◆ Consigne
Pour chacune des affirmations suivantes, indiquez par oui ou par non si elle concorde avec l’extrait fourni ci-dessous, en citant mot pour mot le passage qui tranche : (a) G.V. a créé l’agence 4uatre en 2001 ; (b) la vente de fontes sur étagère constitue l’essentiel du chiffre d’affaires de Black[Foundry] ; (c) Fontyou a su trouver son modèle économique.

◆ Extrait fourni
########################################

G.V. J’ai suivi le cursus design graphique et communication visuelle, spécialisation typographie, à l’École Estienne, dans une forte tradition latine et humaniste de la typographie. Une fois mon DSAA (ndlr : Diplôme supérieur des arts appliqués) obtenu, j’ai effectué un post-diplôme à l’Atelier National de Recherche Typographie où je me suis confronté à l’école suisse de la typographie. En sortant, je me suis orienté vers l’enseignement en intervenant à l’ECV, Esad d’Amiens, puis Penninghen. En parallèle, j’ai été designer typographe chez Dragon Rouge. En 2001, je décide de créer 4uatre, une agence de branding. En 2010, l’envie me prend de faire un MBA à HEC où je découvre les joies de la stratégie et du management. Cela me conduit à créer Fontyou, première plateforme collaborative en matière de typographie, qui a décollé rapidement mais sans réussir vraiment à trouver son modèle économique. Enfin, la rencontre avec Jérémie Hornus amène à la création de Black[Founry], que nous développons en tant qu’associés.

Parlez-nous de Black[Foundry]
J.H. Nous nous définissons comme une agence « Type+Tech » qui allie design et ingénierie, c’est-à-dire l’aspect visuel et le logiciel qui le porte. Notre activité consiste à la fois à réaliser des fontes custom (ndlr : création de typographies à la demande) et sur étagère, ce second volet consistant à développer des collections de fontes – 30 par an environ – qui sont vendues sous licence. Nous coexistons avec les poids lourds de la fonte sur étagères que sont Adobe ou Google Fonts, mais cette activité ne représente que 10 % de notre chiffre d’affaires. Nous disposons également d’une activité de R&D, en toile de fond, sur laquelle nous investissons en permanence (par exemple des moteurs de rendu en collaboration avec l’Inria).

########################################

◆ Extrait des données
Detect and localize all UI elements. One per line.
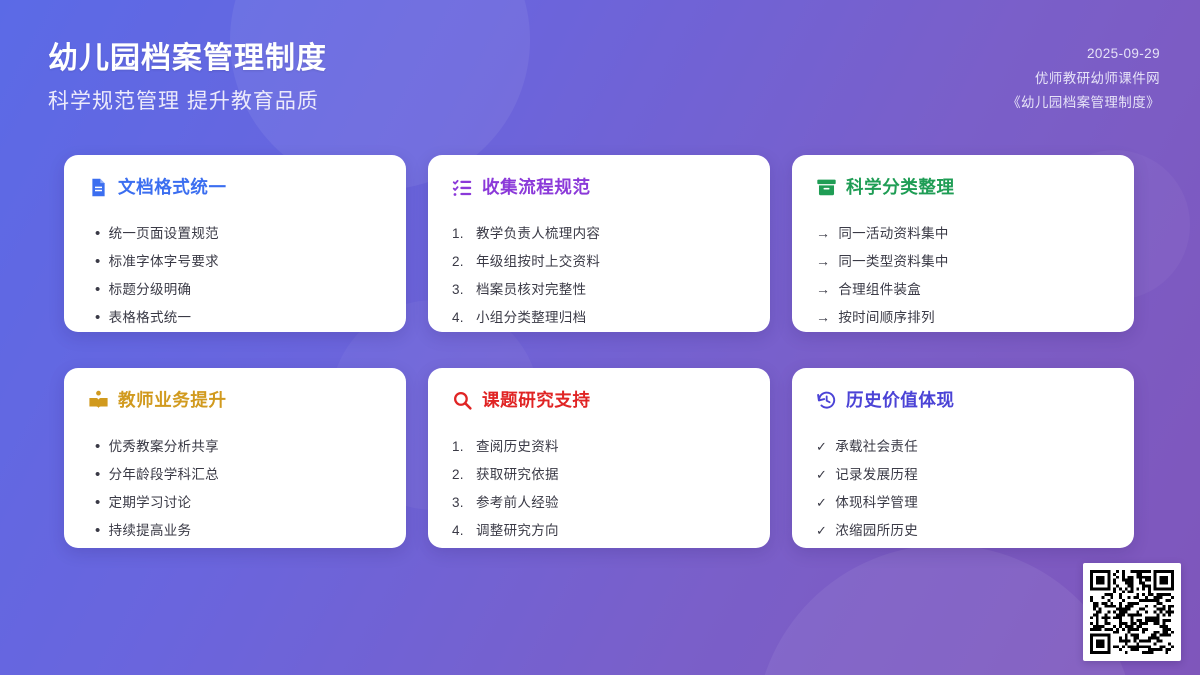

########################################

◆ Réponse complète
(a) Oui : « En 2001, je décide de créer 4uatre, une agence de branding. »
(b) Non : « cette activité ne représente que 10 % de notre chiffre d’affaires »
(c) Non : « qui a décollé rapidement mais sans réussir vraiment à trouver son modèle économique »